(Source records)
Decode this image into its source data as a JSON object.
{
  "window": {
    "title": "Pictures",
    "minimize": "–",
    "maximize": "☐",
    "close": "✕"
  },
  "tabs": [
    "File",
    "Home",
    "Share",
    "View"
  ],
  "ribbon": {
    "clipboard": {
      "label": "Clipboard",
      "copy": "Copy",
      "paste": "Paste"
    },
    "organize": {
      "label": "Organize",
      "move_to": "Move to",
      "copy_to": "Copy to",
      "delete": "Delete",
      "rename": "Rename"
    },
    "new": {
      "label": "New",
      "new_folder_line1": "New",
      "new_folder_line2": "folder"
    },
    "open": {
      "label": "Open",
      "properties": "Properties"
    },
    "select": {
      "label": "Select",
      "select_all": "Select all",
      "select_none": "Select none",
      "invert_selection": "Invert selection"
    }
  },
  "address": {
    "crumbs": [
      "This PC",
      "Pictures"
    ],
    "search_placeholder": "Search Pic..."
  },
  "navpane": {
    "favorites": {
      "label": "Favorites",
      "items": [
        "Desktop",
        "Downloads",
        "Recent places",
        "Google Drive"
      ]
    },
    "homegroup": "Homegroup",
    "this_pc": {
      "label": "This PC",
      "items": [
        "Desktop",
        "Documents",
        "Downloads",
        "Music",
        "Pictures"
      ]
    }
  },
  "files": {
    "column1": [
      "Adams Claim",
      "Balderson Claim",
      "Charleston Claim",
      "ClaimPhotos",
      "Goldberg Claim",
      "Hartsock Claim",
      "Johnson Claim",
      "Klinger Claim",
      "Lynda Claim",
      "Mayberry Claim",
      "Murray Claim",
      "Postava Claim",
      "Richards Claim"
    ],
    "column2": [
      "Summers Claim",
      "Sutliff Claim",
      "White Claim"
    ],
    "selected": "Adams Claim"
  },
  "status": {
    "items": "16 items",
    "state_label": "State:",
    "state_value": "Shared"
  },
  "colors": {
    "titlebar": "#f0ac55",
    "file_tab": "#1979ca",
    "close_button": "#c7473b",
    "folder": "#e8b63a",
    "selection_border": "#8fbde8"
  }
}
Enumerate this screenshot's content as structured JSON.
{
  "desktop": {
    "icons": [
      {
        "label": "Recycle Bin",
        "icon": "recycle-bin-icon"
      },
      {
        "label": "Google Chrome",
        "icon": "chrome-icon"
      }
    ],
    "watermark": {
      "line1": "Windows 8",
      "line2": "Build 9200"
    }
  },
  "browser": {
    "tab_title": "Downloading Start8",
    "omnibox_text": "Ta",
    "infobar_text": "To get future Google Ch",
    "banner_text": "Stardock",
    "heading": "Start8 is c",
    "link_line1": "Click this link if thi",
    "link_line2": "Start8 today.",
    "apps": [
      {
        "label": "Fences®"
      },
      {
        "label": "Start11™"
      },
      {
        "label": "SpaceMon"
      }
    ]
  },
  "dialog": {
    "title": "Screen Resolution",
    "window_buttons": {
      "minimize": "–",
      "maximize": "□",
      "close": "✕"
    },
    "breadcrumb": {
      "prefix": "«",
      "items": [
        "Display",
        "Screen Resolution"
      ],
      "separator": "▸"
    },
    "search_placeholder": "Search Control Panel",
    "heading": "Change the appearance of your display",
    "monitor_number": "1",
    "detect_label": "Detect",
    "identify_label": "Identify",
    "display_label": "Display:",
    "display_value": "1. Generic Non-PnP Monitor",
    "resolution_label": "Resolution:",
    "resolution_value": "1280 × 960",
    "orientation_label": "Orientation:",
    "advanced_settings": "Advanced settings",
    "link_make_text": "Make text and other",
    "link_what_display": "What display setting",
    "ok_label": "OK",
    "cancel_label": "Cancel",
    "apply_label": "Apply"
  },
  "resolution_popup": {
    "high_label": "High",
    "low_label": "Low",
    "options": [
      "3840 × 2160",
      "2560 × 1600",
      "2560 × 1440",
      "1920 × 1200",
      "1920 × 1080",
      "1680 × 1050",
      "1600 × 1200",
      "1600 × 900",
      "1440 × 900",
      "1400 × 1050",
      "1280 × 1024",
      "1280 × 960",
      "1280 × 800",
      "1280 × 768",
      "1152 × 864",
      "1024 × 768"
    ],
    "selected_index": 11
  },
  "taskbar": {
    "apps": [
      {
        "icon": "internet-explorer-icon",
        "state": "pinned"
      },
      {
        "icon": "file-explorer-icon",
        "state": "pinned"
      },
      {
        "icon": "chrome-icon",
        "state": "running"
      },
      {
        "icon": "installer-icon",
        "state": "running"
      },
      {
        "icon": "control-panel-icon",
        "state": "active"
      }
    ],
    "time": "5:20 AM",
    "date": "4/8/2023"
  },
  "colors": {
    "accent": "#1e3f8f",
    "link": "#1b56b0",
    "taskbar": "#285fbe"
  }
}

* [What is being asked]:
Quote the listing in full, please, keeping every line exact.

* [Solution to the problem]:
Decode this image into its source data as a JSON object.
{
  "window": {
    "title": "Pictures",
    "minimize": "–",
    "maximize": "☐",
    "close": "✕"
  },
  "tabs": [
    "File",
    "Home",
    "Share",
    "View"
  ],
  "ribbon": {
    "clipboard": {
      "label": "Clipboard",
      "copy": "Copy",
      "paste": "Paste"
    },
    "organize": {
      "label": "Organize",
      "move_to": "Move to",
      "copy_to": "Copy to",
      "delete": "Delete",
      "rename": "Rename"
    },
    "new": {
      "label": "New",
      "new_folder_line1": "New",
      "new_folder_line2": "folder"
    },
    "open": {
      "label": "Open",
      "properties": "Properties"
    },
    "select": {
      "label": "Select",
      "select_all": "Select all",
      "select_none": "Select none",
      "invert_selection": "Invert selection"
    }
  },
  "address": {
    "crumbs": [
      "This PC",
      "Pictures"
    ],
    "search_placeholder": "Search Pic..."
  },
  "navpane": {
    "favorites": {
      "label": "Favorites",
      "items": [
        "Desktop",
        "Downloads",
        "Recent places",
        "Google Drive"
      ]
    },
    "homegroup": "Homegroup",
    "this_pc": {
      "label": "This PC",
      "items": [
        "Desktop",
        "Documents",
        "Downloads",
        "Music",
        "Pictures"
      ]
    }
  },
  "files": {
    "column1": [
      "Adams Claim",
      "Balderson Claim",
      "Charleston Claim",
      "ClaimPhotos",
      "Goldberg Claim",
      "Hartsock Claim",
      "Johnson Claim",
      "Klinger Claim",
      "Lynda Claim",
      "Mayberry Claim",
      "Murray Claim",
      "Postava Claim",
      "Richards Claim"
    ],
    "column2": [
      "Summers Claim",
      "Sutliff Claim",
      "White Claim"
    ],
    "selected": "Adams Claim"
  },
  "status": {
    "items": "16 items",
    "state_label": "State:",
    "state_value": "Shared"
  },
  "colors": {
    "titlebar": "#f0ac55",
    "file_tab": "#1979ca",
    "close_button": "#c7473b",
    "folder": "#e8b63a",
    "selection_border": "#8fbde8"
  }
}
Enumerate this screenshot's content as structured JSON.
{
  "desktop": {
    "icons": [
      {
        "label": "Recycle Bin",
        "icon": "recycle-bin-icon"
      },
      {
        "label": "Google Chrome",
        "icon": "chrome-icon"
      }
    ],
    "watermark": {
      "line1": "Windows 8",
      "line2": "Build 9200"
    }
  },
  "browser": {
    "tab_title": "Downloading Start8",
    "omnibox_text": "Ta",
    "infobar_text": "To get future Google Ch",
    "banner_text": "Stardock",
    "heading": "Start8 is c",
    "link_line1": "Click this link if thi",
    "link_line2": "Start8 today.",
    "apps": [
      {
        "label": "Fences®"
      },
      {
        "label": "Start11™"
      },
      {
        "label": "SpaceMon"
      }
    ]
  },
  "dialog": {
    "title": "Screen Resolution",
    "window_buttons": {
      "minimize": "–",
      "maximize": "□",
      "close": "✕"
    },
    "breadcrumb": {
      "prefix": "«",
      "items": [
        "Display",
        "Screen Resolution"
      ],
      "separator": "▸"
    },
    "search_placeholder": "Search Control Panel",
    "heading": "Change the appearance of your display",
    "monitor_number": "1",
    "detect_label": "Detect",
    "identify_label": "Identify",
    "display_label": "Display:",
    "display_value": "1. Generic Non-PnP Monitor",
    "resolution_label": "Resolution:",
    "resolution_value": "1280 × 960",
    "orientation_label": "Orientation:",
    "advanced_settings": "Advanced settings",
    "link_make_text": "Make text and other",
    "link_what_display": "What display setting",
    "ok_label": "OK",
    "cancel_label": "Cancel",
    "apply_label": "Apply"
  },
  "resolution_popup": {
    "high_label": "High",
    "low_label": "Low",
    "options": [
      "3840 × 2160",
      "2560 × 1600",
      "2560 × 1440",
      "1920 × 1200",
      "1920 × 1080",
      "1680 × 1050",
      "1600 × 1200",
      "1600 × 900",
      "1440 × 900",
      "1400 × 1050",
      "1280 × 1024",
      "1280 × 960",
      "1280 × 800",
      "1280 × 768",
      "1152 × 864",
      "1024 × 768"
    ],
    "selected_index": 11
  },
  "taskbar": {
    "apps": [
      {
        "icon": "internet-explorer-icon",
        "state": "pinned"
      },
      {
        "icon": "file-explorer-icon",
        "state": "pinned"
      },
      {
        "icon": "chrome-icon",
        "state": "running"
      },
      {
        "icon": "installer-icon",
        "state": "running"
      },
      {
        "icon": "control-panel-icon",
        "state": "active"
      }
    ],
    "time": "5:20 AM",
    "date": "4/8/2023"
  },
  "colors": {
    "accent": "#1e3f8f",
    "link": "#1b56b0",
    "taskbar": "#285fbe"
  }
}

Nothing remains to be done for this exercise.